Short task: Your job is to restate each entry word for word.

Supplied entries:
================================

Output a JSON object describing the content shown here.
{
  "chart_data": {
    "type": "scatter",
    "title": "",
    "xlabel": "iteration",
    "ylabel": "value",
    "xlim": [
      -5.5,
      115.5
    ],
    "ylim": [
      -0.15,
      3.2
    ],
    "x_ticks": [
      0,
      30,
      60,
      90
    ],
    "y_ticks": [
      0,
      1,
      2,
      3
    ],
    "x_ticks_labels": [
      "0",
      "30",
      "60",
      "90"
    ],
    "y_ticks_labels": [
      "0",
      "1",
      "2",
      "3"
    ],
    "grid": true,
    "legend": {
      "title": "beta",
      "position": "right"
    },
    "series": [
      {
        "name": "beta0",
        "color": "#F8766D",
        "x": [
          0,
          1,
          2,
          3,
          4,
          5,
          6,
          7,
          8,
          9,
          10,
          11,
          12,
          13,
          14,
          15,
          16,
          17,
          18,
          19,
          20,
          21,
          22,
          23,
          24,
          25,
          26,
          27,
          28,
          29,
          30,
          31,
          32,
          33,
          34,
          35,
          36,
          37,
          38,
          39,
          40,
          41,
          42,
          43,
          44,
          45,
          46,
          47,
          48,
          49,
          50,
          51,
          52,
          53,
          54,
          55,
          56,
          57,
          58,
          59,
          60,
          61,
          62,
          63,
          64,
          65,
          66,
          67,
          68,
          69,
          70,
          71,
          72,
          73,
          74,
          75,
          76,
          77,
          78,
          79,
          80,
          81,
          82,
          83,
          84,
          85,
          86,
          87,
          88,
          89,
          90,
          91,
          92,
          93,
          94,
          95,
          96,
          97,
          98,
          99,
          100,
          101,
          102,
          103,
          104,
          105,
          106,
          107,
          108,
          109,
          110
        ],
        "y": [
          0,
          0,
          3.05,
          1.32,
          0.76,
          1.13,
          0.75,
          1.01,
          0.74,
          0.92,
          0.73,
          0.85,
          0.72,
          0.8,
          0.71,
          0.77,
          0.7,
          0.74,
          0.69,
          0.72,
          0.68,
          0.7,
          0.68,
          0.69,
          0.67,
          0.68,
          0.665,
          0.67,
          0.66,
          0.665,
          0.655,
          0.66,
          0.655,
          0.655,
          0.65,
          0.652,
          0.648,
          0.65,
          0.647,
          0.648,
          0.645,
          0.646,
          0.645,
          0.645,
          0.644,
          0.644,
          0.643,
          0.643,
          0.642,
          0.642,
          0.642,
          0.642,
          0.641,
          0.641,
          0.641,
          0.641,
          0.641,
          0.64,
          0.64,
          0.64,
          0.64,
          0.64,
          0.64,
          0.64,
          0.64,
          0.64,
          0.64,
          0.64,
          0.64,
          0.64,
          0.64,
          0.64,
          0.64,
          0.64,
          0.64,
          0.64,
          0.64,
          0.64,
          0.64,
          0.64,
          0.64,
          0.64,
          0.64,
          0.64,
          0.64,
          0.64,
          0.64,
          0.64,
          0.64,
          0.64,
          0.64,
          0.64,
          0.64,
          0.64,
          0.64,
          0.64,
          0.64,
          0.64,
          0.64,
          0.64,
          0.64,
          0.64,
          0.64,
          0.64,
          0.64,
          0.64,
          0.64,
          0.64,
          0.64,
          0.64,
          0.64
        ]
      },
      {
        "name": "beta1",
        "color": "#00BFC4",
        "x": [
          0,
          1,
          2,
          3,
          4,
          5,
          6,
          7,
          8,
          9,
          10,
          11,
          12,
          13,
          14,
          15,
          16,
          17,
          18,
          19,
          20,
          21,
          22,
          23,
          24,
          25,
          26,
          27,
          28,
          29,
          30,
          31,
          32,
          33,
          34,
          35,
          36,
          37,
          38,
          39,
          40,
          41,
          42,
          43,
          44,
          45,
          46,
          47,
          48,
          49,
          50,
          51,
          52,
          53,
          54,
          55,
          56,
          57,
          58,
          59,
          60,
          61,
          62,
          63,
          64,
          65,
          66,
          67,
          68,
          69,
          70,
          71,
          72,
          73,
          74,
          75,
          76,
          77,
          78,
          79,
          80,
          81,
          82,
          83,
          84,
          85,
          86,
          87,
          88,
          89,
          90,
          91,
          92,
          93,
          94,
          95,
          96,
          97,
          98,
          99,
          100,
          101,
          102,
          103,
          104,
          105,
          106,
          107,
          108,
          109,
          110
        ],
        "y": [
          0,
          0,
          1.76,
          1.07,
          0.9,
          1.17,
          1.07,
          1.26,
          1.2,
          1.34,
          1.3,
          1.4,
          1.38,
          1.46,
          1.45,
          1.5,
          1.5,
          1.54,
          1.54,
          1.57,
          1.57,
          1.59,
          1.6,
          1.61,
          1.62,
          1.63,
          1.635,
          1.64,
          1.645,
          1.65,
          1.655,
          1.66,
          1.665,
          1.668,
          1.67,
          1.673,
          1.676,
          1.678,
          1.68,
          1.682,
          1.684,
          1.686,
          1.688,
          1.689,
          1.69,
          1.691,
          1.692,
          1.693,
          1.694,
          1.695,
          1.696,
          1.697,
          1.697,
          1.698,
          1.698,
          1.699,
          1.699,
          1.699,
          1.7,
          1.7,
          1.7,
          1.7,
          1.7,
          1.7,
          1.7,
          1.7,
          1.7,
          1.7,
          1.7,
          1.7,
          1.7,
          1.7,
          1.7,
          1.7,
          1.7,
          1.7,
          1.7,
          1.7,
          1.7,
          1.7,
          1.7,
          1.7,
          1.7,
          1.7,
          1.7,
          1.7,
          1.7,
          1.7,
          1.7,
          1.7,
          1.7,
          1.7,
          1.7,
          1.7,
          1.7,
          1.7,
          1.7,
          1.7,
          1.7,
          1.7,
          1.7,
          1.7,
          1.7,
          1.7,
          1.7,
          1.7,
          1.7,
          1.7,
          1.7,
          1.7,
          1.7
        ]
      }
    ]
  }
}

================================

Response:
Output a JSON object describing the content shown here.
{
  "chart_data": {
    "type": "scatter",
    "title": "",
    "xlabel": "iteration",
    "ylabel": "value",
    "xlim": [
      -5.5,
      115.5
    ],
    "ylim": [
      -0.15,
      3.2
    ],
    "x_ticks": [
      0,
      30,
      60,
      90
    ],
    "y_ticks": [
      0,
      1,
      2,
      3
    ],
    "x_ticks_labels": [
      "0",
      "30",
      "60",
      "90"
    ],
    "y_ticks_labels": [
      "0",
      "1",
      "2",
      "3"
    ],
    "grid": true,
    "legend": {
      "title": "beta",
      "position": "right"
    },
    "series": [
      {
        "name": "beta0",
        "color": "#F8766D",
        "x": [
          0,
          1,
          2,
          3,
          4,
          5,
          6,
          7,
          8,
          9,
          10,
          11,
          12,
          13,
          14,
          15,
          16,
          17,
          18,
          19,
          20,
          21,
          22,
          23,
          24,
          25,
          26,
          27,
          28,
          29,
          30,
          31,
          32,
          33,
          34,
          35,
          36,
          37,
          38,
          39,
          40,
          41,
          42,
          43,
          44,
          45,
          46,
          47,
          48,
          49,
          50,
          51,
          52,
          53,
          54,
          55,
          56,
          57,
          58,
          59,
          60,
          61,
          62,
          63,
          64,
          65,
          66,
          67,
          68,
          69,
          70,
          71,
          72,
          73,
          74,
          75,
          76,
          77,
          78,
          79,
          80,
          81,
          82,
          83,
          84,
          85,
          86,
          87,
          88,
          89,
          90,
          91,
          92,
          93,
          94,
          95,
          96,
          97,
          98,
          99,
          100,
          101,
          102,
          103,
          104,
          105,
          106,
          107,
          108,
          109,
          110
        ],
        "y": [
          0,
          0,
          3.05,
          1.32,
          0.76,
          1.13,
          0.75,
          1.01,
          0.74,
          0.92,
          0.73,
          0.85,
          0.72,
          0.8,
          0.71,
          0.77,
          0.7,
          0.74,
          0.69,
          0.72,
          0.68,
          0.7,
          0.68,
          0.69,
          0.67,
          0.68,
          0.665,
          0.67,
          0.66,
          0.665,
          0.655,
          0.66,
          0.655,
          0.655,
          0.65,
          0.652,
          0.648,
          0.65,
          0.647,
          0.648,
          0.645,
          0.646,
          0.645,
          0.645,
          0.644,
          0.644,
          0.643,
          0.643,
          0.642,
          0.642,
          0.642,
          0.642,
          0.641,
          0.641,
          0.641,
          0.641,
          0.641,
          0.64,
          0.64,
          0.64,
          0.64,
          0.64,
          0.64,
          0.64,
          0.64,
          0.64,
          0.64,
          0.64,
          0.64,
          0.64,
          0.64,
          0.64,
          0.64,
          0.64,
          0.64,
          0.64,
          0.64,
          0.64,
          0.64,
          0.64,
          0.64,
          0.64,
          0.64,
          0.64,
          0.64,
          0.64,
          0.64,
          0.64,
          0.64,
          0.64,
          0.64,
          0.64,
          0.64,
          0.64,
          0.64,
          0.64,
          0.64,
          0.64,
          0.64,
          0.64,
          0.64,
          0.64,
          0.64,
          0.64,
          0.64,
          0.64,
          0.64,
          0.64,
          0.64,
          0.64,
          0.64
        ]
      },
      {
        "name": "beta1",
        "color": "#00BFC4",
        "x": [
          0,
          1,
          2,
          3,
          4,
          5,
          6,
          7,
          8,
          9,
          10,
          11,
          12,
          13,
          14,
          15,
          16,
          17,
          18,
          19,
          20,
          21,
          22,
          23,
          24,
          25,
          26,
          27,
          28,
          29,
          30,
          31,
          32,
          33,
          34,
          35,
          36,
          37,
          38,
          39,
          40,
          41,
          42,
          43,
          44,
          45,
          46,
          47,
          48,
          49,
          50,
          51,
          52,
          53,
          54,
          55,
          56,
          57,
          58,
          59,
          60,
          61,
          62,
          63,
          64,
          65,
          66,
          67,
          68,
          69,
          70,
          71,
          72,
          73,
          74,
          75,
          76,
          77,
          78,
          79,
          80,
          81,
          82,
          83,
          84,
          85,
          86,
          87,
          88,
          89,
          90,
          91,
          92,
          93,
          94,
          95,
          96,
          97,
          98,
          99,
          100,
          101,
          102,
          103,
          104,
          105,
          106,
          107,
          108,
          109,
          110
        ],
        "y": [
          0,
          0,
          1.76,
          1.07,
          0.9,
          1.17,
          1.07,
          1.26,
          1.2,
          1.34,
          1.3,
          1.4,
          1.38,
          1.46,
          1.45,
          1.5,
          1.5,
          1.54,
          1.54,
          1.57,
          1.57,
          1.59,
          1.6,
          1.61,
          1.62,
          1.63,
          1.635,
          1.64,
          1.645,
          1.65,
          1.655,
          1.66,
          1.665,
          1.668,
          1.67,
          1.673,
          1.676,
          1.678,
          1.68,
          1.682,
          1.684,
          1.686,
          1.688,
          1.689,
          1.69,
          1.691,
          1.692,
          1.693,
          1.694,
          1.695,
          1.696,
          1.697,
          1.697,
          1.698,
          1.698,
          1.699,
          1.699,
          1.699,
          1.7,
          1.7,
          1.7,
          1.7,
          1.7,
          1.7,
          1.7,
          1.7,
          1.7,
          1.7,
          1.7,
          1.7,
          1.7,
          1.7,
          1.7,
          1.7,
          1.7,
          1.7,
          1.7,
          1.7,
          1.7,
          1.7,
          1.7,
          1.7,
          1.7,
          1.7,
          1.7,
          1.7,
          1.7,
          1.7,
          1.7,
          1.7,
          1.7,
          1.7,
          1.7,
          1.7,
          1.7,
          1.7,
          1.7,
          1.7,
          1.7,
          1.7,
          1.7,
          1.7,
          1.7,
          1.7,
          1.7,
          1.7,
          1.7,
          1.7,
          1.7,
          1.7,
          1.7
        ]
      }
    ]
  }
}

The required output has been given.